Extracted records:
------------------------------------------------------------

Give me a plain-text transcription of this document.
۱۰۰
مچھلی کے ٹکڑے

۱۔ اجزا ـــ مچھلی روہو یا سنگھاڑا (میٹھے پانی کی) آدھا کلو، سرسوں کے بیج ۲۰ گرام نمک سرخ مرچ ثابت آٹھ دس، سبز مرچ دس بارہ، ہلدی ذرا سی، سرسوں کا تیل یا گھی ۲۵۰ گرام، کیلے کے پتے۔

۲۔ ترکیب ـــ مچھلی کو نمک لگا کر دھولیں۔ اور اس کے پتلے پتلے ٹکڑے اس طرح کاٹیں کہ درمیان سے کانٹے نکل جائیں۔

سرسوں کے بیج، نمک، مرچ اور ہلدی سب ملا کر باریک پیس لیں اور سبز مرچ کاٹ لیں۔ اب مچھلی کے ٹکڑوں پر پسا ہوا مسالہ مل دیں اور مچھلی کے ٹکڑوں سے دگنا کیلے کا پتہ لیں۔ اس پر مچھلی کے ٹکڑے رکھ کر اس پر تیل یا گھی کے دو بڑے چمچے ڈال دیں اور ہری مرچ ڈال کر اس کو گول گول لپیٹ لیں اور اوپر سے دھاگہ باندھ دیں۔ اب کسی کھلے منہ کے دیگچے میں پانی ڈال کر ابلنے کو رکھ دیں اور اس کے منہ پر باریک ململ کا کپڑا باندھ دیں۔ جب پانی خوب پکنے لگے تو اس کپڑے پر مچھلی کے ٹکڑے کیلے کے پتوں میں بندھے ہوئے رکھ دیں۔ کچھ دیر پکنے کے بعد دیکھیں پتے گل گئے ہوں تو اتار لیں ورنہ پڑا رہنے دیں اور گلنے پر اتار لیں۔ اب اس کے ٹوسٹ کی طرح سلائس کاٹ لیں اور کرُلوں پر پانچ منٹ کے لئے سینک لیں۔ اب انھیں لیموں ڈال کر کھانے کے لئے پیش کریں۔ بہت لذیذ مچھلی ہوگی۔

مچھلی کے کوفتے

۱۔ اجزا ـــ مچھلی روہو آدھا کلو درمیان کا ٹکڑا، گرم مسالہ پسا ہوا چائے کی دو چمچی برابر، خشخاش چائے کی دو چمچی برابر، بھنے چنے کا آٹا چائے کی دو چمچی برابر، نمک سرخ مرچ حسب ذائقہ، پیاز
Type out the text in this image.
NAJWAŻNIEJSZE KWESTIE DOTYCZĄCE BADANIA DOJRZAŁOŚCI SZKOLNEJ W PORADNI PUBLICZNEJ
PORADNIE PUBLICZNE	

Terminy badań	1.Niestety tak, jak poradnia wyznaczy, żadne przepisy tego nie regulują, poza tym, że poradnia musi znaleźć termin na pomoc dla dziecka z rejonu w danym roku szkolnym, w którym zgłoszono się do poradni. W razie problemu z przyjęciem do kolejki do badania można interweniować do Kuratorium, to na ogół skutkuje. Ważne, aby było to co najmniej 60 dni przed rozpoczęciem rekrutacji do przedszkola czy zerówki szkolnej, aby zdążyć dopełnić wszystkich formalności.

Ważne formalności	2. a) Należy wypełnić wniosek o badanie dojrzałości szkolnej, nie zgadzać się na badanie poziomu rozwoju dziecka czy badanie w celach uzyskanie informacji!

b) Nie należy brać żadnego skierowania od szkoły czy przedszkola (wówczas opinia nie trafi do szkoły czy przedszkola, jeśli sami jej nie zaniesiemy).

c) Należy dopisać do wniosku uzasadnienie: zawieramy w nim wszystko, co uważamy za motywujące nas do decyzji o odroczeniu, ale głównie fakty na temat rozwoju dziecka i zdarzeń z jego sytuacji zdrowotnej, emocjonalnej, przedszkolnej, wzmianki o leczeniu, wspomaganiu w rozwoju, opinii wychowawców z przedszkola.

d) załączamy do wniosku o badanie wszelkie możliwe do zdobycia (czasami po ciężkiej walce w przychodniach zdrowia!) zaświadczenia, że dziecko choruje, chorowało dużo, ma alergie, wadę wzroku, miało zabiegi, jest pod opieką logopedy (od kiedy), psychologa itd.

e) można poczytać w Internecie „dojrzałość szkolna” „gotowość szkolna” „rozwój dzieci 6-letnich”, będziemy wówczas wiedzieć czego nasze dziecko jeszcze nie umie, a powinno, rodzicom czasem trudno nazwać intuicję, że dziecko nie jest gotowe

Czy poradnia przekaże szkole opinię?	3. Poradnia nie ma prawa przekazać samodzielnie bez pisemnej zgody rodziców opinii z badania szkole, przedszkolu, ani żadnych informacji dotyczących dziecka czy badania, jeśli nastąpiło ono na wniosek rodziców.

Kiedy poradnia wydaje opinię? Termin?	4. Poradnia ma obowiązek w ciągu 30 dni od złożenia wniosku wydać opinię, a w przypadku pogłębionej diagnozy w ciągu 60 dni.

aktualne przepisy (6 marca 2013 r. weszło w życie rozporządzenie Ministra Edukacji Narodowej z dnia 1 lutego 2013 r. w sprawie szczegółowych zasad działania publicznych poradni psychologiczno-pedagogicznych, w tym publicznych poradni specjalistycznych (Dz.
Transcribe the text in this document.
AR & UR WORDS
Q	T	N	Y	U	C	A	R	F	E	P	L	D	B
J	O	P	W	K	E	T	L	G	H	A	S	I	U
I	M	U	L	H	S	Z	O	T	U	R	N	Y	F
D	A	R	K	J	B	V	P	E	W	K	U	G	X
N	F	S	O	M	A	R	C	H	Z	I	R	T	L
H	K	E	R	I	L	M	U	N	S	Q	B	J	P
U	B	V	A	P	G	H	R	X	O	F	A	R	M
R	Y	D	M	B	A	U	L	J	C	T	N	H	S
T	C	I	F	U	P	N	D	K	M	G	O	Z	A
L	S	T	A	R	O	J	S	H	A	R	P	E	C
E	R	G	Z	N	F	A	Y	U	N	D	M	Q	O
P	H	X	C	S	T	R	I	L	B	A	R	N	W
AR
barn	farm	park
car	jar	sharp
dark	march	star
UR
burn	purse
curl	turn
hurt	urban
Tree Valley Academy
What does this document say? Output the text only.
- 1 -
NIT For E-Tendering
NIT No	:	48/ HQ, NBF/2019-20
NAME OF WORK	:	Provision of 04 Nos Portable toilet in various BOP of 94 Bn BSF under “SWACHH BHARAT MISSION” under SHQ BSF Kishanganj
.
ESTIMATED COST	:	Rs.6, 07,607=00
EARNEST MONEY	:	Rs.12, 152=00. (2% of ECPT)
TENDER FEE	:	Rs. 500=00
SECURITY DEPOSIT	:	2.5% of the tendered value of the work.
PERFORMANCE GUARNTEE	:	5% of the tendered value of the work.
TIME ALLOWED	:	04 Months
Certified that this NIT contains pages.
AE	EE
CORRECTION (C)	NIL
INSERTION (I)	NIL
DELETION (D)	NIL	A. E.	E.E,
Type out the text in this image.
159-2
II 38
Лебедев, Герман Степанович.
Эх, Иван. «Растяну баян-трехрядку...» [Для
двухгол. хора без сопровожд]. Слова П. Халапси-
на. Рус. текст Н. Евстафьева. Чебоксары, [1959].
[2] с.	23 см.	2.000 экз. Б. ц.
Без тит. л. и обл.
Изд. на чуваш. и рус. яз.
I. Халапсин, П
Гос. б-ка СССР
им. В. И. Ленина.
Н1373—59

------------------------------------------------------------

#### Short exercise
Report all lines of the material that contain the word "poradnia".

#### Correct response
Terminy badań	1.Niestety tak, jak poradnia wyznaczy, żadne przepisy tego nie regulują, poza tym, że poradnia musi znaleźć termin na pomoc dla dziecka z rejonu w danym roku szkolnym, w którym zgłoszono się do poradni. W razie problemu z przyjęciem do kolejki do badania można interweniować do Kuratorium, to na ogół skutkuje. Ważne, aby było to co najmniej 60 dni przed rozpoczęciem rekrutacji do przedszkola czy zerówki szkolnej, aby zdążyć dopełnić wszystkich formalności.
Czy poradnia przekaże szkole opinię?	3. Poradnia nie ma prawa przekazać samodzielnie bez pisemnej zgody rodziców opinii z badania szkole, przedszkolu, ani żadnych informacji dotyczących dziecka czy badania, jeśli nastąpiło ono na wniosek rodziców.
Kiedy poradnia wydaje opinię? Termin?	4. Poradnia ma obowiązek w ciągu 30 dni od złożenia wniosku wydać opinię, a w przypadku pogłębionej diagnozy w ciągu 60 dni.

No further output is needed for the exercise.